▶ Information supplied
## begin
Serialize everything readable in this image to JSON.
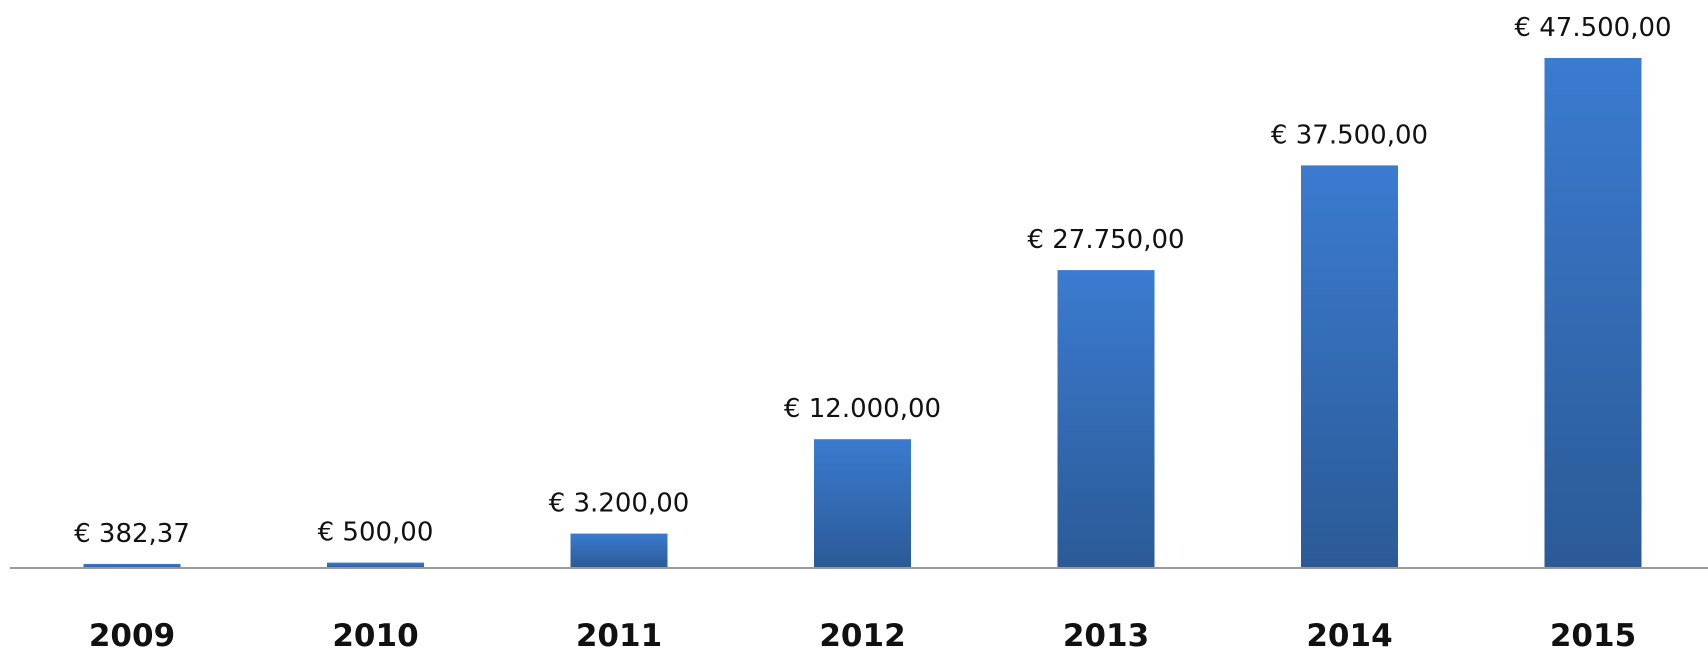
{
  "chart_data": {
    "type": "bar",
    "categories": [
      "2009",
      "2010",
      "2011",
      "2012",
      "2013",
      "2014",
      "2015"
    ],
    "values": [
      382.37,
      500,
      3200,
      12000,
      27750,
      37500,
      47500
    ],
    "data_labels": [
      "€ 382,37",
      "€ 500,00",
      "€ 3.200,00",
      "€ 12.000,00",
      "€ 27.750,00",
      "€ 37.500,00",
      "€ 47.500,00"
    ],
    "title": "",
    "xlabel": "",
    "ylabel": "",
    "ylim": [
      0,
      47500
    ],
    "grid": false,
    "legend": "none",
    "bar_color_top": "#3b7bd0",
    "bar_color_bottom": "#2b5a96"
  }
}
## end
▶ Task to complete
Print all entries exactly. The images do not belong in the copy.

▶ Written response
Serialize everything readable in this image to JSON.
{
  "chart_data": {
    "type": "bar",
    "categories": [
      "2009",
      "2010",
      "2011",
      "2012",
      "2013",
      "2014",
      "2015"
    ],
    "values": [
      382.37,
      500,
      3200,
      12000,
      27750,
      37500,
      47500
    ],
    "data_labels": [
      "€ 382,37",
      "€ 500,00",
      "€ 3.200,00",
      "€ 12.000,00",
      "€ 27.750,00",
      "€ 37.500,00",
      "€ 47.500,00"
    ],
    "title": "",
    "xlabel": "",
    "ylabel": "",
    "ylim": [
      0,
      47500
    ],
    "grid": false,
    "legend": "none",
    "bar_color_top": "#3b7bd0",
    "bar_color_bottom": "#2b5a96"
  }
}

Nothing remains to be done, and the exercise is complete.